EXERCISE PROMPT
Copy out verbatim the portion of the records that runs from their first line through the line containing "- checkbox-box[interactable]: [291, 381, 305, 395]", including both ends.

======== INPUT ROWS ========

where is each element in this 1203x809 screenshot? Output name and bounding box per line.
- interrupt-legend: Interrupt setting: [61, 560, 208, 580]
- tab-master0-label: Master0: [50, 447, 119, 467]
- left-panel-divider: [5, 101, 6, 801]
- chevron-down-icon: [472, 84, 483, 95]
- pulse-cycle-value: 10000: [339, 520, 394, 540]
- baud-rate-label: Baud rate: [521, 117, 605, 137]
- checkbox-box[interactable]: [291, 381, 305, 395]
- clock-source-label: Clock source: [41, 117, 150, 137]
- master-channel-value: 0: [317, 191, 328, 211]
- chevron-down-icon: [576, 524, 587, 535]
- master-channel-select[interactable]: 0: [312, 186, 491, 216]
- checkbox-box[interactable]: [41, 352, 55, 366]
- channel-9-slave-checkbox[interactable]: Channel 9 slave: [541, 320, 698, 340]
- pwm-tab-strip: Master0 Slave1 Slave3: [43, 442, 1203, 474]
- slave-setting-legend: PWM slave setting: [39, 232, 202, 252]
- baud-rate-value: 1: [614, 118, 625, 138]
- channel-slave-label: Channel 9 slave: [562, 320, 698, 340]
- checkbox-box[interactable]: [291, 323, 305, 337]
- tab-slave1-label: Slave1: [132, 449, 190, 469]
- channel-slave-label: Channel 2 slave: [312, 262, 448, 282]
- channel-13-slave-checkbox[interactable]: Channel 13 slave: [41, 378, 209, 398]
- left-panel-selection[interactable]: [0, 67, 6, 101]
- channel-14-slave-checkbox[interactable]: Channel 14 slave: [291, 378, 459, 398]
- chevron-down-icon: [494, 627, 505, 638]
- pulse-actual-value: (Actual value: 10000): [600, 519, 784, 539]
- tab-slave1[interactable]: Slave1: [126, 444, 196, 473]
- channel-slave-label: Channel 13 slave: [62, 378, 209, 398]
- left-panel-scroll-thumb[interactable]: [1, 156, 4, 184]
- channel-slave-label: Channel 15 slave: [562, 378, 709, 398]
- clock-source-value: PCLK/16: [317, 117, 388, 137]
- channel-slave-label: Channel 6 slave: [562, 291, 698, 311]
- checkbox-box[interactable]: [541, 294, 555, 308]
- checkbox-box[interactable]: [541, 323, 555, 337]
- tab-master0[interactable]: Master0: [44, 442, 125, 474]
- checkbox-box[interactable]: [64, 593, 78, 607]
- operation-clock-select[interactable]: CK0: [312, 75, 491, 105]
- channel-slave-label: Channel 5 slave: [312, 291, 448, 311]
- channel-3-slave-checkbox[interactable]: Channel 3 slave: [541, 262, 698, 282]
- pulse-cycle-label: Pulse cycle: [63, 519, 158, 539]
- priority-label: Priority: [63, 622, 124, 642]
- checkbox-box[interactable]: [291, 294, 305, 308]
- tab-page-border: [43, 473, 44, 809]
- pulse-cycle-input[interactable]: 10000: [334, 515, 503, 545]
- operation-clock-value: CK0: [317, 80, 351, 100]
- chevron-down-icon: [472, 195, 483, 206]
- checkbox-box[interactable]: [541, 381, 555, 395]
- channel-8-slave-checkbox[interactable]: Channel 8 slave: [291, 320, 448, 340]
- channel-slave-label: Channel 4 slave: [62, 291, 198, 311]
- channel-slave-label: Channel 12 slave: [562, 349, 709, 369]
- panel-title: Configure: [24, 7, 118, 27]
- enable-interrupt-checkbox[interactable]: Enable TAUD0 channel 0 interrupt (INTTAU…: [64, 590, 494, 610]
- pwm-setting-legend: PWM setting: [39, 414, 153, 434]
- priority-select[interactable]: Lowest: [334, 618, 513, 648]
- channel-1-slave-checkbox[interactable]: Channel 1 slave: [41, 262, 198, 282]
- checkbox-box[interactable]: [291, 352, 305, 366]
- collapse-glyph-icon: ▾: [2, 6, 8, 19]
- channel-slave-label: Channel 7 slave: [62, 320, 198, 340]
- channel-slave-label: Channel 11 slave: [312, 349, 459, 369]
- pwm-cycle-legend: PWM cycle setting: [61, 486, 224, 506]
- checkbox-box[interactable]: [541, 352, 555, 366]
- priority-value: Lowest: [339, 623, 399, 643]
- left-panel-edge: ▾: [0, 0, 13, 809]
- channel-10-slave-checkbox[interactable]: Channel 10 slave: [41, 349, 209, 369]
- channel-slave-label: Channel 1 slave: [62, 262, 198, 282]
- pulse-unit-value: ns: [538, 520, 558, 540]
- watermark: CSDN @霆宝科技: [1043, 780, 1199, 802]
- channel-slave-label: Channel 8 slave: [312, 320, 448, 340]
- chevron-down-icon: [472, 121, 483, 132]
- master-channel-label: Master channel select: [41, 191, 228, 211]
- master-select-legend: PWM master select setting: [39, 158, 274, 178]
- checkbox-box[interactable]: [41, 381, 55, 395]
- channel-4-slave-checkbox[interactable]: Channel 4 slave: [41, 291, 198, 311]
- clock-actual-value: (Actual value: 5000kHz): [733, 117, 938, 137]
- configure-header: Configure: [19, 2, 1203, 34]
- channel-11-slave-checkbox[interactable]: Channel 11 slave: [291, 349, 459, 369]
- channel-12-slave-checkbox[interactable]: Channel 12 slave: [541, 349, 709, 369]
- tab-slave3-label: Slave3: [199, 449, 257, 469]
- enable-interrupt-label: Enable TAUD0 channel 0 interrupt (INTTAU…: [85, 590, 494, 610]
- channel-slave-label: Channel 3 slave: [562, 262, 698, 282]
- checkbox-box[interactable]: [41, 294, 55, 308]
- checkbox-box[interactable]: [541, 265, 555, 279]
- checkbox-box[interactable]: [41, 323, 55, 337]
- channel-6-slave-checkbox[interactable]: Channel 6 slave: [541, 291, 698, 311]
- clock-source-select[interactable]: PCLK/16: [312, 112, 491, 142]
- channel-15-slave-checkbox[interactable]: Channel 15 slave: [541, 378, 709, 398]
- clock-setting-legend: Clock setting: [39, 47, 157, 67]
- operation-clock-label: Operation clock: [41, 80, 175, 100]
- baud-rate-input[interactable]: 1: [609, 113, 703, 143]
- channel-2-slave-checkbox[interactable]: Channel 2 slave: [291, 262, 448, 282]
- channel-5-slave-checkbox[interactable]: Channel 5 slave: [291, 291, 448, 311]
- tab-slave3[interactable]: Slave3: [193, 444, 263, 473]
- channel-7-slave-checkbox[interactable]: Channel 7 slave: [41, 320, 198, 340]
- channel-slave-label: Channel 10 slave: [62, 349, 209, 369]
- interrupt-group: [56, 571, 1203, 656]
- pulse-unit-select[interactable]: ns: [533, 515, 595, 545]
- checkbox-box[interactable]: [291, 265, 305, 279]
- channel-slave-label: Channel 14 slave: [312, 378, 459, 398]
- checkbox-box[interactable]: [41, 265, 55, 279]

========

COMPLETED TASK
where is each element in this 1203x809 screenshot? Output name and bounding box per line.
- interrupt-legend: Interrupt setting: [61, 560, 208, 580]
- tab-master0-label: Master0: [50, 447, 119, 467]
- left-panel-divider: [5, 101, 6, 801]
- chevron-down-icon: [472, 84, 483, 95]
- pulse-cycle-value: 10000: [339, 520, 394, 540]
- baud-rate-label: Baud rate: [521, 117, 605, 137]
- checkbox-box[interactable]: [291, 381, 305, 395]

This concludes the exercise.